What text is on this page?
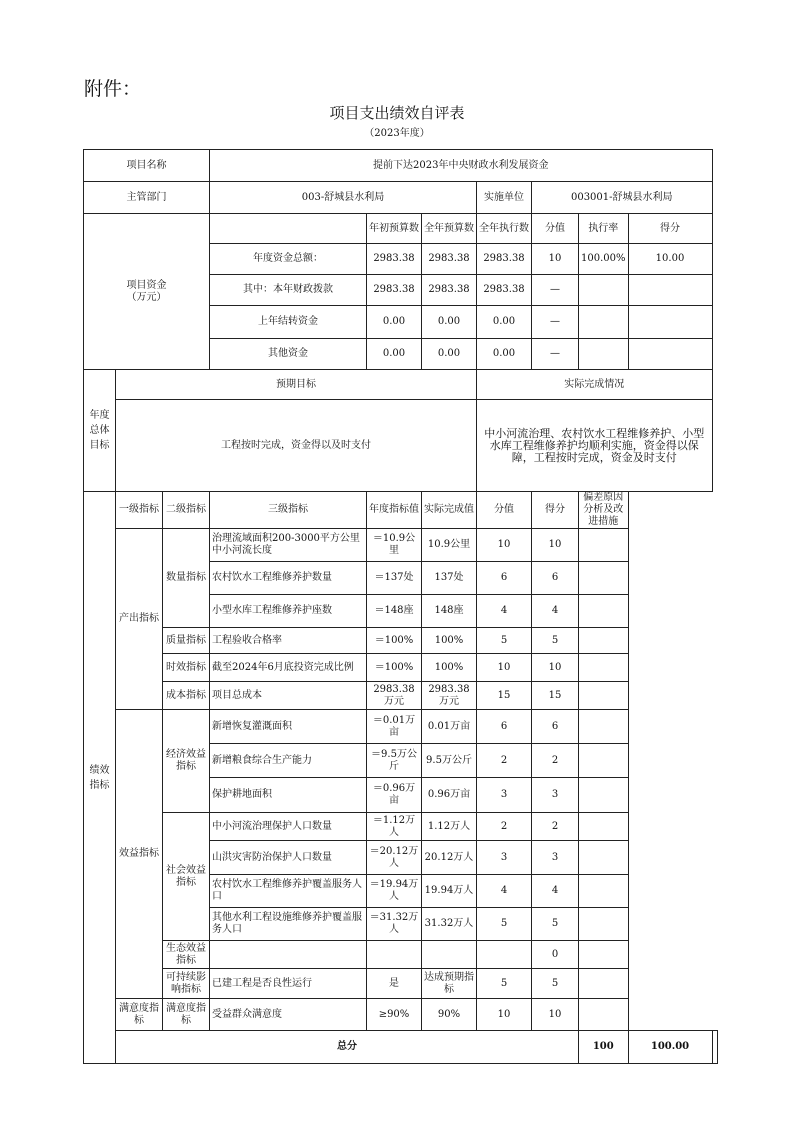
附件：
项目支出绩效自评表
（2023年度）
项目名称			提前下达2023年中央财政水利发展资金							
主管部门			003-舒城县水利局			实施单位	003001-舒城县水利局			
项目资金
（万元）				年初预算数	全年预算数	全年执行数	分值	执行率	得分	
			年度资金总额：	2983.38	2983.38	2983.38	10	100.00%	10.00	
			其中：本年财政拨款	2983.38	2983.38	2983.38	—			
			上年结转资金	0.00	0.00	0.00	—			
			其他资金	0.00	0.00	0.00	—			
年度总体目标	预期目标					实际完成情况				
	工程按时完成，资金得以及时支付					中小河流治理、农村饮水工程维修养护、小型水库工程维修养护均顺利实施，资金得以保障，工程按时完成，资金及时支付				
绩效指标	一级指标	二级指标	三级指标	年度指标值	实际完成值	分值	得分	偏差原因分析及改进措施		
	产出指标	数量指标	治理流域面积200-3000平方公里中小河流长度	＝10.9公里	10.9公里	10	10			
			农村饮水工程维修养护数量	＝137处	137处	6	6			
			小型水库工程维修养护座数	＝148座	148座	4	4			
		质量指标	工程验收合格率	＝100%	100%	5	5			
		时效指标	截至2024年6月底投资完成比例	＝100%	100%	10	10			
		成本指标	项目总成本	2983.38万元	2983.38万元	15	15			
	效益指标	经济效益指标	新增恢复灌溉面积	＝0.01万亩	0.01万亩	6	6			
			新增粮食综合生产能力	＝9.5万公斤	9.5万公斤	2	2			
			保护耕地面积	＝0.96万亩	0.96万亩	3	3			
		社会效益指标	中小河流治理保护人口数量	＝1.12万人	1.12万人	2	2			
			山洪灾害防治保护人口数量	＝20.12万人	20.12万人	3	3			
			农村饮水工程维修养护覆盖服务人口	＝19.94万人	19.94万人	4	4			
			其他水利工程设施维修养护覆盖服务人口	＝31.32万人	31.32万人	5	5			
		生态效益指标					0			
		可持续影响指标	已建工程是否良性运行	是	达成预期指标	5	5			
	满意度指标	满意度指标	受益群众满意度	≥90%	90%	10	10			
	总分							100	100.00	
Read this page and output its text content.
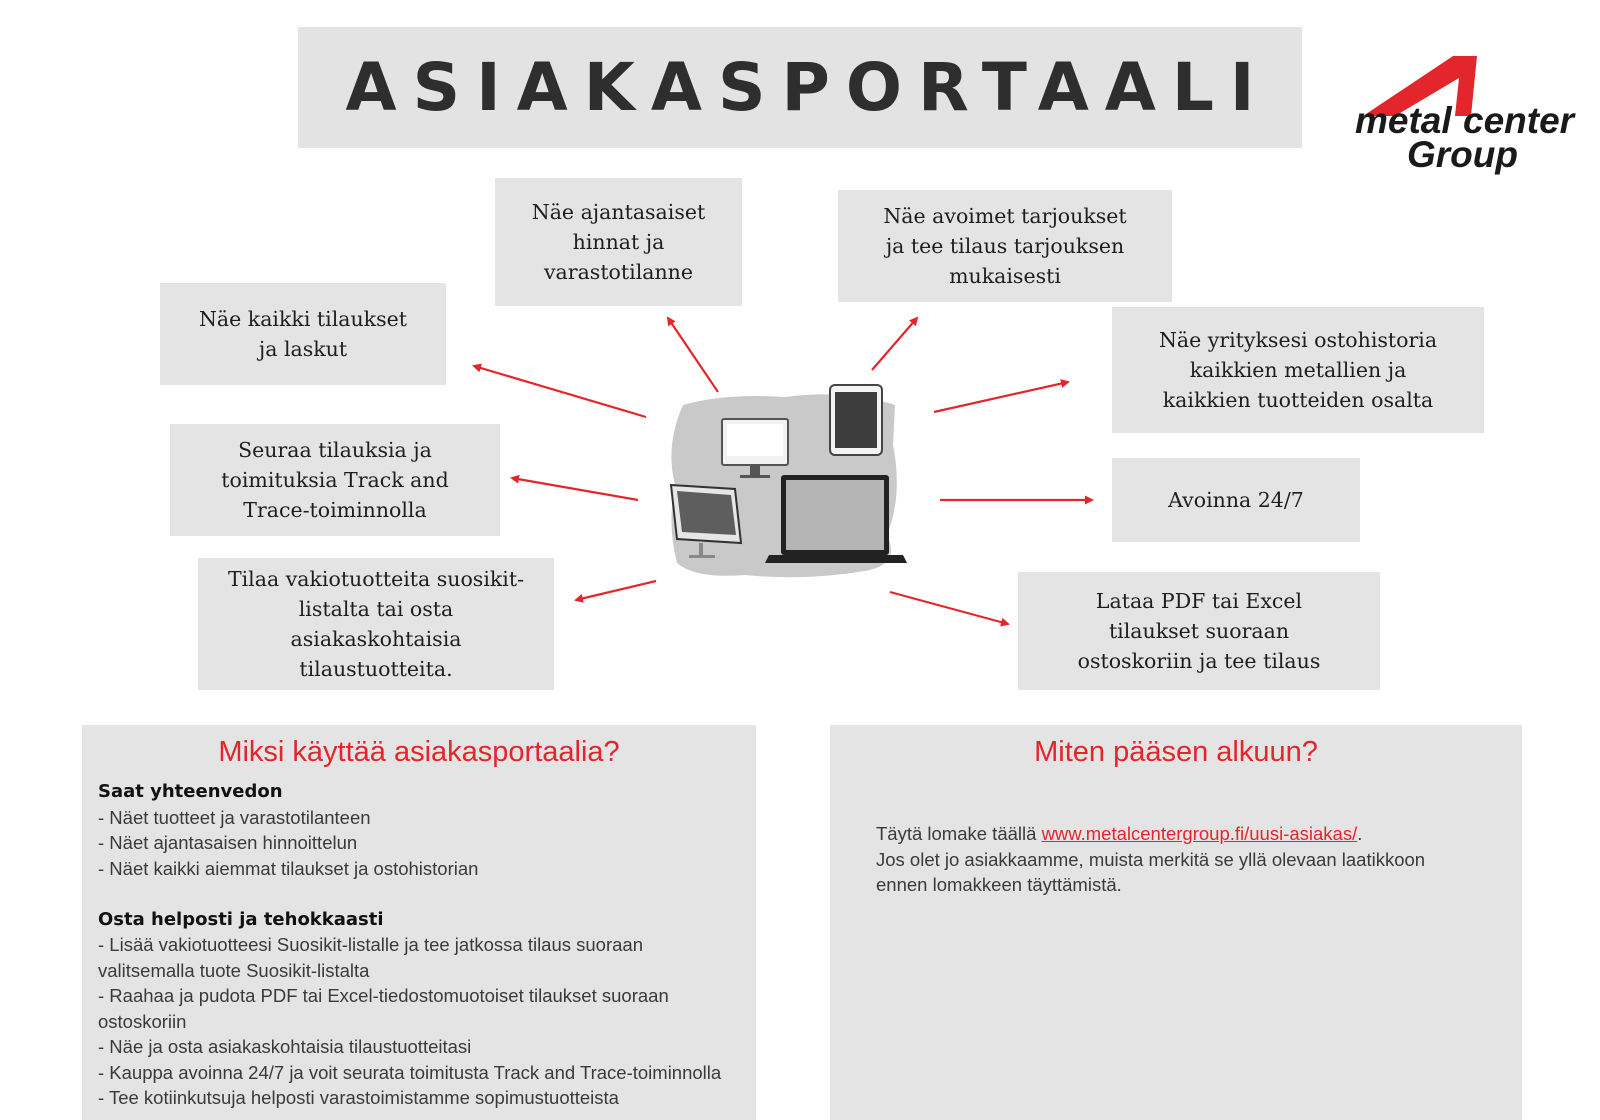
ASIAKASPORTAALI metal center
Group
Näe ajantasaiset
hinnat ja
varastotilanne
Näe avoimet tarjoukset
ja tee tilaus tarjouksen
mukaisesti
Näe kaikki tilaukset
ja laskut	Näe yrityksesi ostohistoria
kaikkien metallien ja
kaikkien tuotteiden osalta
Seuraa tilauksia ja
toimituksia Track and
Trace-toiminnolla	Avoinna 24/7
Tilaa vakiotuotteita suosikit-
listalta tai osta asiakaskohtaisia
tilaustuotteita.
Lataa PDF tai Excel
tilaukset suoraan
ostoskoriin ja tee tilaus
Miksi käyttää asiakasportaalia?
Saat yhteenvedon
- Näet tuotteet ja varastotilanteen
- Näet ajantasaisen hinnoittelun
- Näet kaikki aiemmat tilaukset ja ostohistorian
Osta helposti ja tehokkaasti
- Lisää vakiotuotteesi Suosikit-listalle ja tee jatkossa tilaus suoraan valitsemalla tuote Suosikit-listalta
- Raahaa ja pudota PDF tai Excel-tiedostomuotoiset tilaukset suoraan ostoskoriin
- Näe ja osta asiakaskohtaisia tilaustuotteitasi
- Kauppa avoinna 24/7 ja voit seurata toimitusta Track and Trace-toiminnolla
- Tee kotiinkutsuja helposti varastoimistamme sopimustuotteista
Miten pääsen alkuun?
Täytä lomake täällä www.metalcentergroup.fi/uusi-asiakas/.
Jos olet jo asiakkaamme, muista merkitä se yllä olevaan laatikkoon ennen lomakkeen täyttämistä.
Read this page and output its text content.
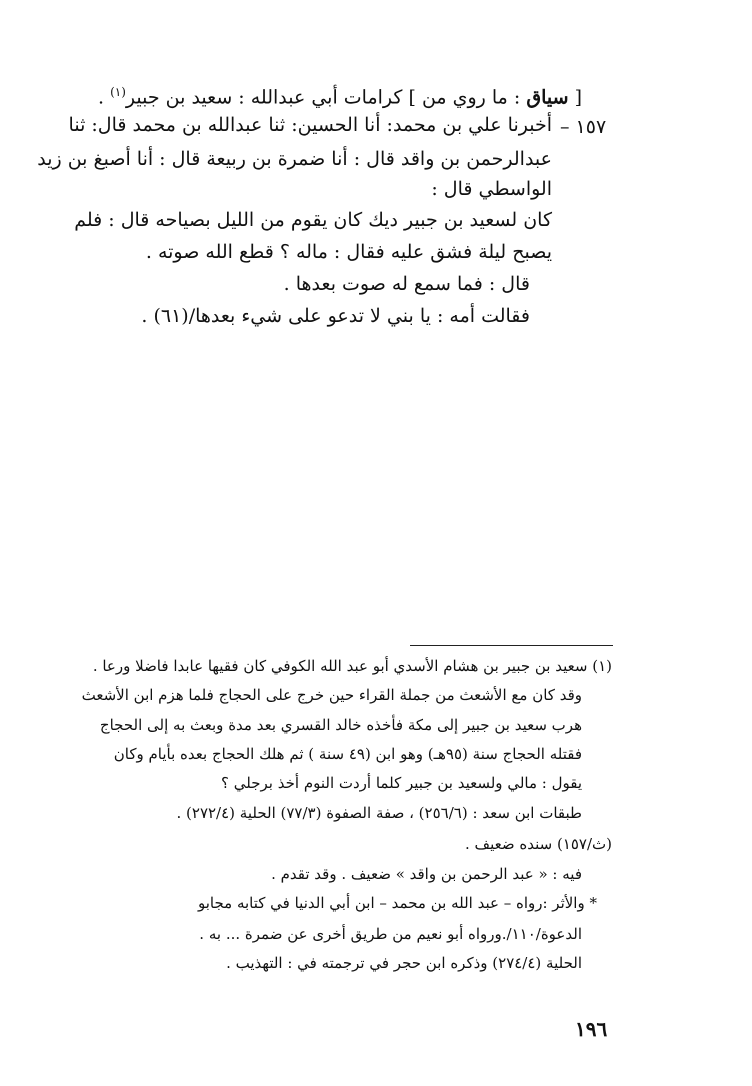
[ سياق : ما روي من ] كرامات أبي عبدالله : سعيد بن جبير$^{(١)}$ .
١٥٧ –
أخبرنا علي بن محمد: أنا الحسين: ثنا عبدالله بن محمد قال: ثنا
عبدالرحمن بن واقد قال : أنا ضمرة بن ربيعة قال : أنا أصبغ بن زيد
الواسطي قال :
كان لسعيد بن جبير ديك كان يقوم من الليل بصياحه قال : فلم
يصبح ليلة فشق عليه فقال : ماله ؟ قطع الله صوته .
قال : فما سمع له صوت بعدها .
فقالت أمه : يا بني لا تدعو على شيء بعدها/(٦١) .
(١) سعيد بن جبير بن هشام الأسدي أبو عبد الله الكوفي كان فقيها عابدا فاضلا ورعا .
وقد كان مع الأشعث من جملة القراء حين خرج على الحجاج فلما هزم ابن الأشعث
هرب سعيد بن جبير إلى مكة فأخذه خالد القسري بعد مدة وبعث به إلى الحجاج
فقتله الحجاج سنة (٩٥هـ) وهو ابن (٤٩ سنة ) ثم هلك الحجاج بعده بأيام وكان
يقول : مالي ولسعيد بن جبير كلما أردت النوم أخذ برجلي ؟
طبقات ابن سعد : (٢٥٦/٦) ، صفة الصفوة (٧٧/٣) الحلية (٢٧٢/٤) .
(ث/١٥٧) سنده ضعيف .
فيه : « عبد الرحمن بن واقد » ضعيف . وقد تقدم .
* والأثر :رواه – عبد الله بن محمد – ابن أبي الدنيا في كتابه مجابو
الدعوة/١١٠/.ورواه أبو نعيم من طريق أخرى عن ضمرة ... به .
الحلية (٢٧٤/٤) وذكره ابن حجر في ترجمته في : التهذيب .
١٩٦
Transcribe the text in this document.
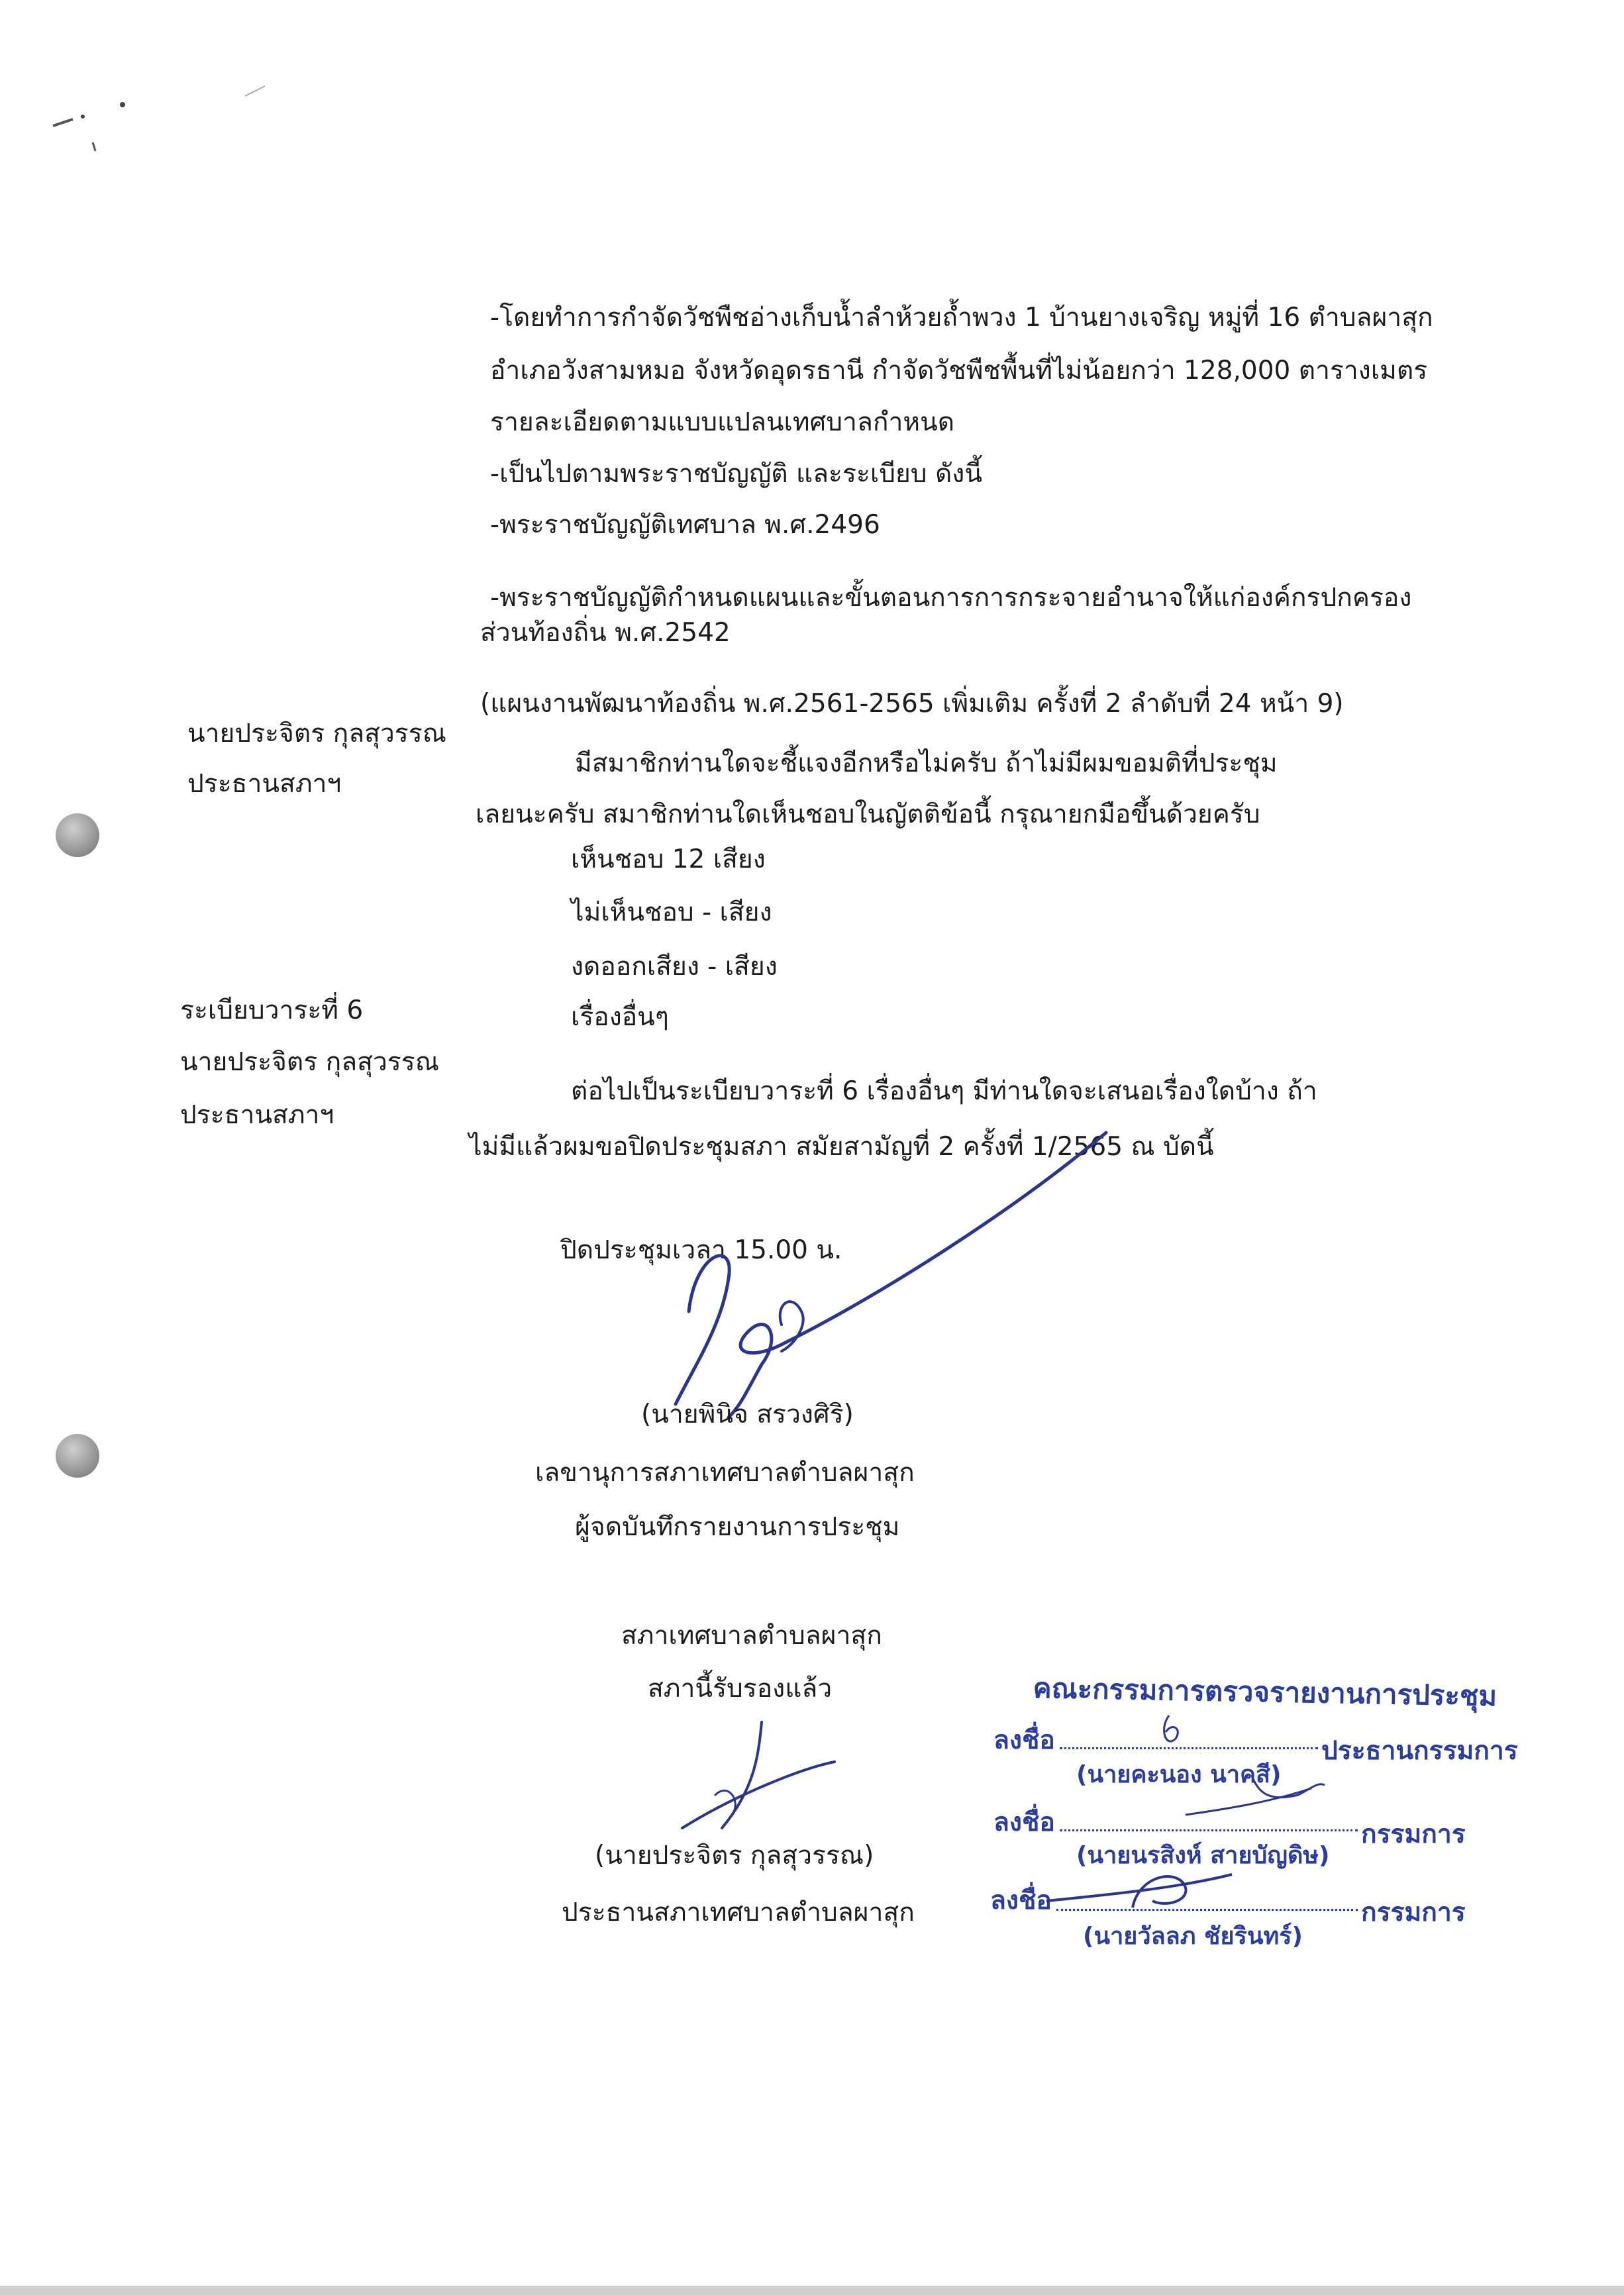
-โดยทำการกำจัดวัชพืชอ่างเก็บน้ำลำห้วยถ้ำพวง 1 บ้านยางเจริญ หมู่ที่ 16 ตำบลผาสุก
อำเภอวังสามหมอ จังหวัดอุดรธานี กำจัดวัชพืชพื้นที่ไม่น้อยกว่า 128,000 ตารางเมตร
รายละเอียดตามแบบแปลนเทศบาลกำหนด
-เป็นไปตามพระราชบัญญัติ และระเบียบ ดังนี้
-พระราชบัญญัติเทศบาล พ.ศ.2496
-พระราชบัญญัติกำหนดแผนและขั้นตอนการการกระจายอำนาจให้แก่องค์กรปกครอง
ส่วนท้องถิ่น พ.ศ.2542
(แผนงานพัฒนาท้องถิ่น พ.ศ.2561-2565 เพิ่มเติม ครั้งที่ 2 ลำดับที่ 24 หน้า 9)
นายประจิตร กุลสุวรรณ
ประธานสภาฯ
มีสมาชิกท่านใดจะชี้แจงอีกหรือไม่ครับ ถ้าไม่มีผมขอมติที่ประชุม
เลยนะครับ สมาชิกท่านใดเห็นชอบในญัตติข้อนี้ กรุณายกมือขึ้นด้วยครับ
เห็นชอบ 12 เสียง
ไม่เห็นชอบ - เสียง
งดออกเสียง - เสียง
ระเบียบวาระที่ 6	เรื่องอื่นๆ
นายประจิตร กุลสุวรรณ
ประธานสภาฯ
ต่อไปเป็นระเบียบวาระที่ 6 เรื่องอื่นๆ มีท่านใดจะเสนอเรื่องใดบ้าง ถ้า
ไม่มีแล้วผมขอปิดประชุมสภา สมัยสามัญที่ 2 ครั้งที่ 1/2565 ณ บัดนี้
ปิดประชุมเวลา 15.00 น.
(นายพินิจ สรวงศิริ)
เลขานุการสภาเทศบาลตำบลผาสุก
ผู้จดบันทึกรายงานการประชุม
สภาเทศบาลตำบลผาสุก
สภานี้รับรองแล้ว
(นายประจิตร กุลสุวรรณ)
ประธานสภาเทศบาลตำบลผาสุก
คณะกรรมการตรวจรายงานการประชุม
ลงชื่อ	ประธานกรรมการ
(นายคะนอง นาคสี)
ลงชื่อ	กรรมการ
(นายนรสิงห์ สายบัญดิษ)
ลงชื่อ	กรรมการ
(นายวัลลภ ชัยรินทร์)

================================

• STATED PROBLEM:
Look through the entries above and report each line where the string "ضمرة" occurs.

• FULL RESPONSE:
عبدالرحمن بن واقد قال : أنا ضمرة بن ربيعة قال : أنا أصبغ بن زيد
الدعوة/١١٠/.ورواه أبو نعيم من طريق أخرى عن ضمرة ... به .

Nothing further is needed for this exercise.